Your task:
Would you output the whole listing below, exactly as it reads?

Recorded data:

****************************************

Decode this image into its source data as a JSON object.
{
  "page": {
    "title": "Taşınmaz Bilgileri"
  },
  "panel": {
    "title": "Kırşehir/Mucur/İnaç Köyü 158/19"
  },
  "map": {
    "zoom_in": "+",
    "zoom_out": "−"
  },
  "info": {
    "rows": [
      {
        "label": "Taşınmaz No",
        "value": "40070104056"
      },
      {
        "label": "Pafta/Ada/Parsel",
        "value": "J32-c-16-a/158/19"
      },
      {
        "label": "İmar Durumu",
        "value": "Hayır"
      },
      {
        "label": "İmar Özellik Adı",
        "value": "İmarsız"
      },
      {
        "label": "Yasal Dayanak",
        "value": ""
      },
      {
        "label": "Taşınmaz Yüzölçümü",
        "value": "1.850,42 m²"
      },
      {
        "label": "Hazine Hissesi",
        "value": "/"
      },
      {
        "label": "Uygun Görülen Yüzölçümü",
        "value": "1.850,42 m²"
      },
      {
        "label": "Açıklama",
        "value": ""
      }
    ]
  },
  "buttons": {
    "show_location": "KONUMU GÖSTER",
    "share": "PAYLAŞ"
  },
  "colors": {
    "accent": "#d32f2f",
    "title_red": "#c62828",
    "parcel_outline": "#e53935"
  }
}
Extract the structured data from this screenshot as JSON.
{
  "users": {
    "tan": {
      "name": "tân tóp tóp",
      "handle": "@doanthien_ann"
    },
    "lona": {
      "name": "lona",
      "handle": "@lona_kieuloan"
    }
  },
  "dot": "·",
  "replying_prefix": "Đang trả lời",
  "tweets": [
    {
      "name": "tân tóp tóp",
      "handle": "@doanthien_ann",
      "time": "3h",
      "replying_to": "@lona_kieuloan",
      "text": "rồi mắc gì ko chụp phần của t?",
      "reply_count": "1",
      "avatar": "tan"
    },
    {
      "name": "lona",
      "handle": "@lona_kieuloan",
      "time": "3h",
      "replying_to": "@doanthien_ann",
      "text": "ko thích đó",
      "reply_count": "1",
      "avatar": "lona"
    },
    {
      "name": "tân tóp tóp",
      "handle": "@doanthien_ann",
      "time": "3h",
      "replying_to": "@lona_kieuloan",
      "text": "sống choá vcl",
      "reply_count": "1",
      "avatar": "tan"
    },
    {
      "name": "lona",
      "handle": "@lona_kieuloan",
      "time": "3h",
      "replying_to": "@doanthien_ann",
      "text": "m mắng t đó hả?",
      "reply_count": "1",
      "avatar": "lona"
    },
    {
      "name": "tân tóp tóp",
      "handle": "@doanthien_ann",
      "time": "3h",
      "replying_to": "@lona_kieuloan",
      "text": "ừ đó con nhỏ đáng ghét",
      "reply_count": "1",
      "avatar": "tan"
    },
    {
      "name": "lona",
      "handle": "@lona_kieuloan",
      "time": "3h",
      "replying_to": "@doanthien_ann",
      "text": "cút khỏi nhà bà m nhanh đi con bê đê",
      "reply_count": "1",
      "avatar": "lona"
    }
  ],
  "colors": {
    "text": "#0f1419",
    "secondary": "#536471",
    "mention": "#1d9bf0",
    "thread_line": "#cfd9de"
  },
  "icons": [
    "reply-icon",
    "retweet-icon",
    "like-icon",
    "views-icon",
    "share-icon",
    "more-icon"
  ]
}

****************************************

Final result:
Decode this image into its source data as a JSON object.
{
  "page": {
    "title": "Taşınmaz Bilgileri"
  },
  "panel": {
    "title": "Kırşehir/Mucur/İnaç Köyü 158/19"
  },
  "map": {
    "zoom_in": "+",
    "zoom_out": "−"
  },
  "info": {
    "rows": [
      {
        "label": "Taşınmaz No",
        "value": "40070104056"
      },
      {
        "label": "Pafta/Ada/Parsel",
        "value": "J32-c-16-a/158/19"
      },
      {
        "label": "İmar Durumu",
        "value": "Hayır"
      },
      {
        "label": "İmar Özellik Adı",
        "value": "İmarsız"
      },
      {
        "label": "Yasal Dayanak",
        "value": ""
      },
      {
        "label": "Taşınmaz Yüzölçümü",
        "value": "1.850,42 m²"
      },
      {
        "label": "Hazine Hissesi",
        "value": "/"
      },
      {
        "label": "Uygun Görülen Yüzölçümü",
        "value": "1.850,42 m²"
      },
      {
        "label": "Açıklama",
        "value": ""
      }
    ]
  },
  "buttons": {
    "show_location": "KONUMU GÖSTER",
    "share": "PAYLAŞ"
  },
  "colors": {
    "accent": "#d32f2f",
    "title_red": "#c62828",
    "parcel_outline": "#e53935"
  }
}
Extract the structured data from this screenshot as JSON.
{
  "users": {
    "tan": {
      "name": "tân tóp tóp",
      "handle": "@doanthien_ann"
    },
    "lona": {
      "name": "lona",
      "handle": "@lona_kieuloan"
    }
  },
  "dot": "·",
  "replying_prefix": "Đang trả lời",
  "tweets": [
    {
      "name": "tân tóp tóp",
      "handle": "@doanthien_ann",
      "time": "3h",
      "replying_to": "@lona_kieuloan",
      "text": "rồi mắc gì ko chụp phần của t?",
      "reply_count": "1",
      "avatar": "tan"
    },
    {
      "name": "lona",
      "handle": "@lona_kieuloan",
      "time": "3h",
      "replying_to": "@doanthien_ann",
      "text": "ko thích đó",
      "reply_count": "1",
      "avatar": "lona"
    },
    {
      "name": "tân tóp tóp",
      "handle": "@doanthien_ann",
      "time": "3h",
      "replying_to": "@lona_kieuloan",
      "text": "sống choá vcl",
      "reply_count": "1",
      "avatar": "tan"
    },
    {
      "name": "lona",
      "handle": "@lona_kieuloan",
      "time": "3h",
      "replying_to": "@doanthien_ann",
      "text": "m mắng t đó hả?",
      "reply_count": "1",
      "avatar": "lona"
    },
    {
      "name": "tân tóp tóp",
      "handle": "@doanthien_ann",
      "time": "3h",
      "replying_to": "@lona_kieuloan",
      "text": "ừ đó con nhỏ đáng ghét",
      "reply_count": "1",
      "avatar": "tan"
    },
    {
      "name": "lona",
      "handle": "@lona_kieuloan",
      "time": "3h",
      "replying_to": "@doanthien_ann",
      "text": "cút khỏi nhà bà m nhanh đi con bê đê",
      "reply_count": "1",
      "avatar": "lona"
    }
  ],
  "colors": {
    "text": "#0f1419",
    "secondary": "#536471",
    "mention": "#1d9bf0",
    "thread_line": "#cfd9de"
  },
  "icons": [
    "reply-icon",
    "retweet-icon",
    "like-icon",
    "views-icon",
    "share-icon",
    "more-icon"
  ]
}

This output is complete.